### EXERCISE BRIEF
Identify every line of the data that contains the string "为了以后拍我也方便", matching case exactly, and copy each one.

### INPUT MATERIAL
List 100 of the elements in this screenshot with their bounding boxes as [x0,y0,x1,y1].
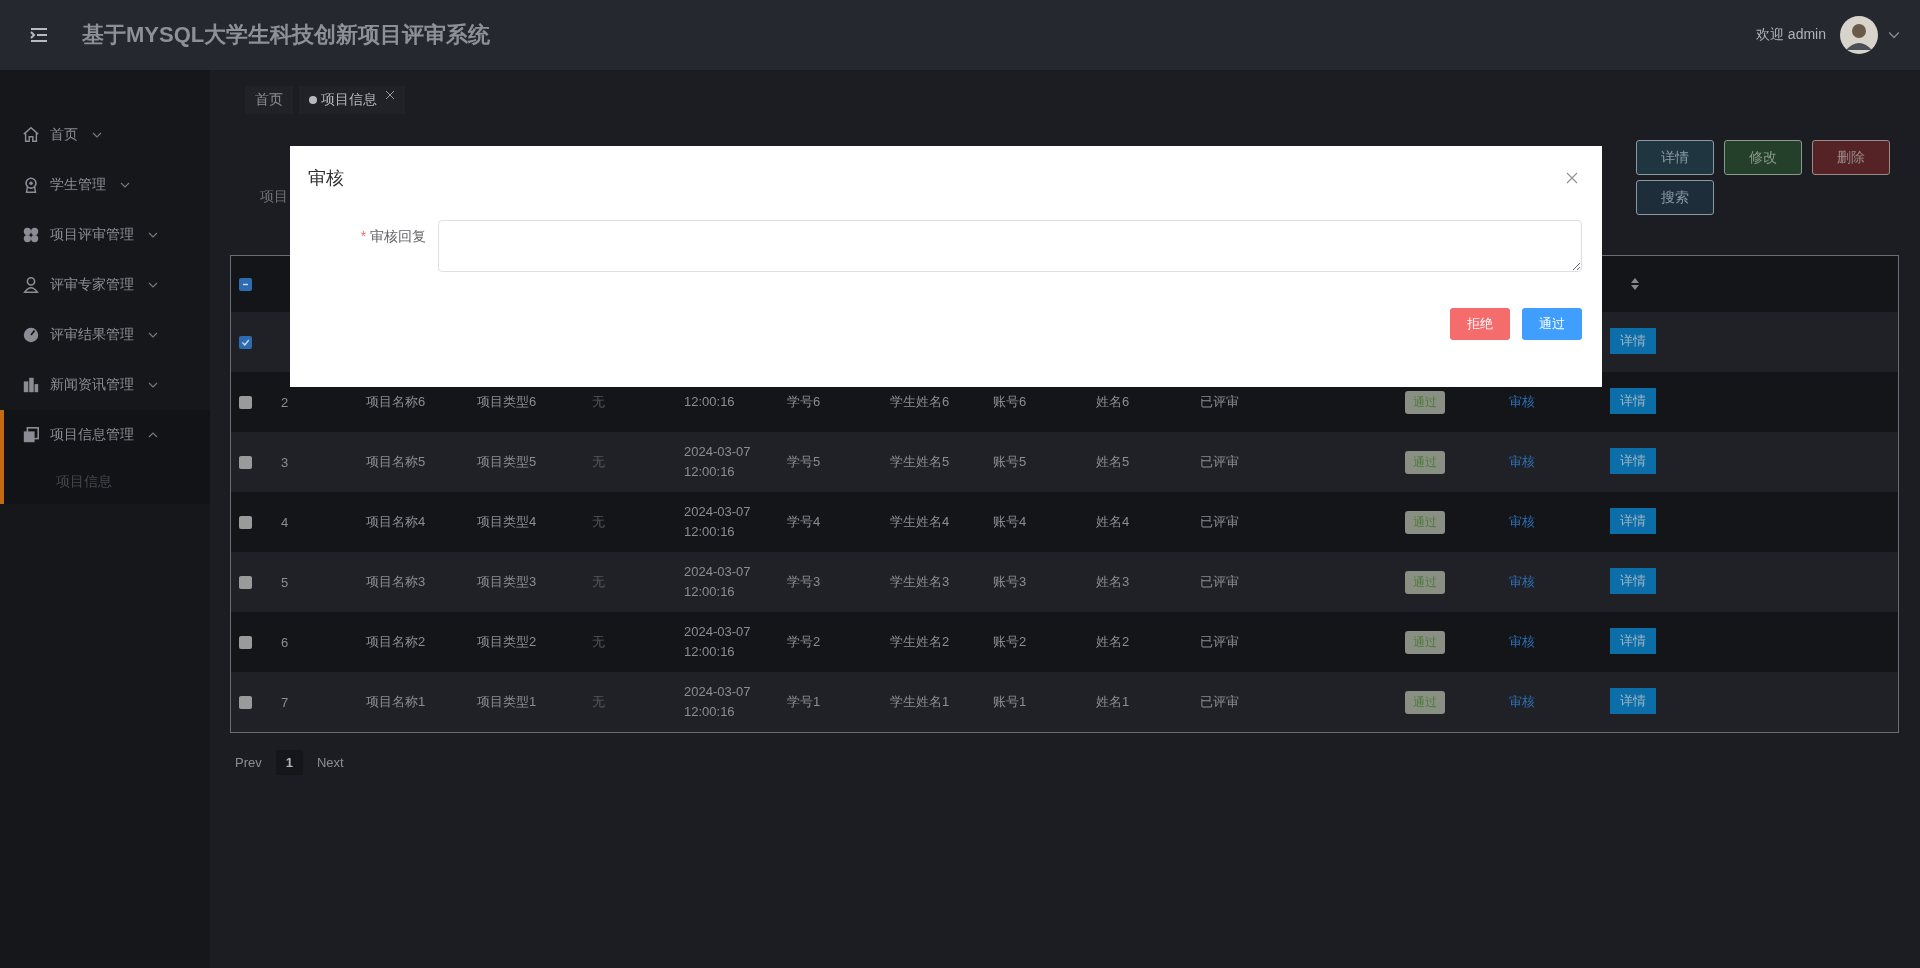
review-link[interactable]: 审核 [1509,513,1535,531]
sidebar-item[interactable]: 评审专家管理 [4,260,210,310]
table-cell-text: 学生姓名2 [890,633,951,651]
table-cell-text: 学号4 [787,513,822,531]
status-badge: 通过 [1405,690,1445,714]
menu-item-icon [22,176,40,194]
page-tab[interactable]: 首页 [245,86,293,114]
sidebar-item[interactable]: 评审结果管理 [4,310,210,360]
table-cell-text: 项目名称4 [366,513,427,531]
sidebar-item[interactable]: 项目评审管理 [4,210,210,260]
table-cell-text: 姓名6 [1096,393,1131,411]
chevron-icon [148,380,158,390]
table-cell-text: 学生姓名6 [890,393,951,411]
sidebar-item[interactable]: 首页 [4,110,210,160]
table-cell-text: 学号1 [787,693,822,711]
table-cell-text: 学号5 [787,453,822,471]
chevron-icon [148,230,158,240]
table-cell-text: 姓名3 [1096,573,1131,591]
date-cell-text: 12:00:16 [684,393,736,411]
toolbar-button[interactable]: 详情 [1636,140,1714,175]
sidebar-item[interactable]: 新闻资讯管理 [4,360,210,410]
table-cell-text: 账号1 [993,693,1028,711]
close-icon[interactable] [1566,172,1578,184]
search-button[interactable]: 搜索 [1636,180,1714,215]
date-cell-text: 2024-03-07 12:00:16 [684,683,752,721]
table-cell-text: 3 [281,454,290,470]
detail-button[interactable]: 详情 [1610,448,1656,474]
table-cell-text: 账号5 [993,453,1028,471]
detail-button[interactable]: 详情 [1610,508,1656,534]
row-checkbox[interactable] [239,455,252,469]
review-link[interactable]: 审核 [1509,693,1535,711]
table-cell-text: 项目类型2 [477,633,538,651]
table-cell-text: 账号3 [993,573,1028,591]
row-checkbox[interactable] [239,635,252,649]
page-tab[interactable]: 项目信息 [299,86,405,114]
table-cell-text: 学生姓名4 [890,513,951,531]
chevron-icon [1888,29,1900,41]
review-link[interactable]: 审核 [1509,453,1535,471]
table-cell-text: 账号6 [993,393,1028,411]
table-cell-text: 项目名称3 [366,573,427,591]
sidebar-item[interactable]: 项目信息管理 [4,410,210,460]
table-cell-text: 项目名称1 [366,693,427,711]
close-icon[interactable] [385,90,395,100]
date-cell-text: 2024-03-07 12:00:16 [684,563,752,601]
sidebar-item[interactable]: 学生管理 [4,160,210,210]
next-link[interactable]: Next [316,755,344,770]
table-cell-text: 已评审 [1200,633,1240,651]
detail-button[interactable]: 详情 [1610,628,1656,654]
menu-icon[interactable] [30,27,48,43]
page-number[interactable]: 1 [275,750,303,775]
detail-button[interactable]: 详情 [1610,568,1656,594]
table-cell-text: 已评审 [1200,393,1240,411]
date-cell-text: 2024-03-07 12:00:16 [684,443,752,481]
row-checkbox[interactable] [239,395,252,409]
table-cell-text: 学生姓名5 [890,453,951,471]
table-cell-text: 项目名称6 [366,393,427,411]
review-link[interactable]: 审核 [1509,573,1535,591]
table-cell-text: 已评审 [1200,453,1240,471]
row-checkbox[interactable] [239,575,252,589]
review-link[interactable]: 审核 [1509,633,1535,651]
table-cell-text: 无 [592,633,606,651]
dot-icon [309,96,317,104]
row-checkbox[interactable] [239,335,252,349]
prev-link[interactable]: Prev [235,755,262,770]
table-cell-text: 无 [592,513,606,531]
status-badge: 通过 [1405,510,1445,534]
status-badge: 通过 [1405,570,1445,594]
menu-item-icon [22,226,40,244]
menu-item-icon [22,126,40,144]
sort-icon[interactable] [1630,277,1640,291]
table-cell-text: 账号4 [993,513,1028,531]
table-cell-text: 无 [592,393,606,411]
select-all-checkbox[interactable] [239,277,252,291]
row-checkbox[interactable] [239,515,252,529]
chevron-icon [92,130,102,140]
chevron-icon [148,280,158,290]
table-cell-text: 已评审 [1200,693,1240,711]
avatar-icon[interactable] [1840,16,1878,54]
status-badge: 通过 [1405,630,1445,654]
chevron-icon [148,430,158,440]
table-cell-text: 姓名2 [1096,633,1131,651]
row-checkbox[interactable] [239,695,252,709]
status-badge: 通过 [1405,450,1445,474]
reply-field[interactable] [438,220,1582,272]
detail-button[interactable]: 详情 [1610,388,1656,414]
detail-button[interactable]: 详情 [1610,688,1656,714]
review-link[interactable]: 审核 [1509,393,1535,411]
chevron-icon [120,180,130,190]
toolbar-button[interactable]: 修改 [1724,140,1802,175]
reject-button[interactable]: 拒绝 [1450,308,1510,340]
table-cell-text: 学号6 [787,393,822,411]
toolbar-button[interactable]: 删除 [1812,140,1890,175]
detail-button[interactable]: 详情 [1610,328,1656,354]
welcome-text: 欢迎 admin [1755,26,1826,44]
table-cell-text: 已评审 [1200,513,1240,531]
menu-item-icon [22,376,40,394]
date-cell-text: 2024-03-07 12:00:16 [684,503,752,541]
table-cell-text: 姓名4 [1096,513,1131,531]
table-cell-text: 4 [281,514,290,530]
approve-button[interactable]: 通过 [1522,308,1582,340]
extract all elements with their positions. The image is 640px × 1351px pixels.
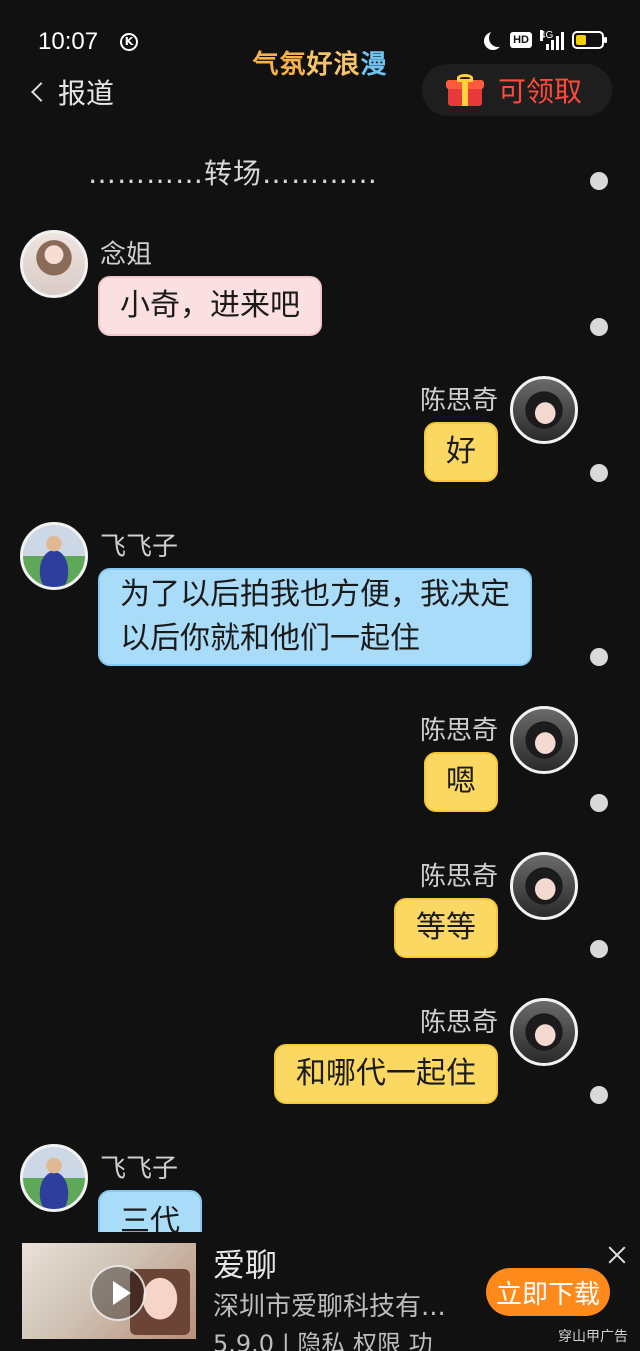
message-bubble[interactable]: 好 bbox=[424, 422, 498, 482]
read-dot bbox=[590, 318, 608, 336]
scene-transition-text: …………转场………… bbox=[88, 157, 379, 190]
sender-name: 陈思奇 bbox=[419, 1008, 498, 1038]
title-part-1: 气 bbox=[252, 50, 280, 80]
network-type-label: 4G bbox=[540, 30, 554, 41]
sender-name: 陈思奇 bbox=[419, 386, 498, 416]
claim-label: 可领取 bbox=[498, 75, 583, 108]
claim-reward-button[interactable]: 可领取 bbox=[422, 64, 612, 116]
fei-avatar[interactable] bbox=[20, 522, 88, 590]
message-bubble[interactable]: 小奇，进来吧 bbox=[98, 276, 322, 336]
title-part-4: 漫 bbox=[360, 50, 388, 80]
title-part-3: 好浪 bbox=[306, 50, 361, 80]
read-dot bbox=[590, 940, 608, 958]
message-bubble[interactable]: 和哪代一起住 bbox=[274, 1044, 498, 1104]
sender-name: 飞飞子 bbox=[100, 532, 179, 562]
chen-avatar[interactable] bbox=[510, 376, 578, 444]
chen-avatar[interactable] bbox=[510, 852, 578, 920]
ad-source-label: 穿山甲广告 bbox=[558, 1329, 628, 1345]
read-dot bbox=[590, 648, 608, 666]
ad-thumbnail[interactable] bbox=[22, 1243, 196, 1339]
message-bubble[interactable]: 等等 bbox=[394, 898, 498, 958]
play-icon[interactable] bbox=[90, 1265, 146, 1321]
sender-name: 念姐 bbox=[100, 240, 153, 270]
message-line: 以后你就和他们一起住 bbox=[120, 621, 420, 656]
ad-meta[interactable]: 5.9.0 | 隐私 权限 功 bbox=[213, 1324, 433, 1351]
read-dot bbox=[590, 464, 608, 482]
title-part-2: 氛 bbox=[279, 50, 307, 80]
fei-avatar[interactable] bbox=[20, 1144, 88, 1212]
read-dot bbox=[590, 172, 608, 190]
nian-avatar[interactable] bbox=[20, 230, 88, 298]
back-label: 报道 bbox=[58, 77, 115, 110]
message-line: 为了以后拍我也方便，我决定 bbox=[120, 577, 510, 612]
gift-icon bbox=[446, 74, 484, 106]
ad-banner[interactable]: 爱聊 深圳市爱聊科技有... 5.9.0 | 隐私 权限 功 立即下载 穿山甲广… bbox=[0, 1232, 640, 1351]
sender-name: 陈思奇 bbox=[419, 862, 498, 892]
chen-avatar[interactable] bbox=[510, 706, 578, 774]
download-button[interactable]: 立即下载 bbox=[486, 1268, 610, 1316]
back-button[interactable]: 报道 bbox=[31, 72, 115, 112]
close-icon[interactable] bbox=[606, 1244, 628, 1266]
read-dot bbox=[590, 1086, 608, 1104]
chen-avatar[interactable] bbox=[510, 998, 578, 1066]
message-bubble[interactable]: 嗯 bbox=[424, 752, 498, 812]
chevron-left-icon bbox=[31, 82, 51, 102]
sender-name: 陈思奇 bbox=[419, 716, 498, 746]
ad-title: 爱聊 bbox=[213, 1246, 278, 1284]
sender-name: 飞飞子 bbox=[100, 1154, 179, 1184]
ad-company: 深圳市爱聊科技有... bbox=[213, 1292, 446, 1322]
message-bubble[interactable]: 为了以后拍我也方便，我决定 以后你就和他们一起住 bbox=[98, 568, 532, 666]
read-dot bbox=[590, 794, 608, 812]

### OUTPUT
message-line: 为了以后拍我也方便，我决定 bbox=[120, 577, 510, 612]
message-bubble[interactable]: 为了以后拍我也方便，我决定 以后你就和他们一起住 bbox=[98, 568, 532, 666]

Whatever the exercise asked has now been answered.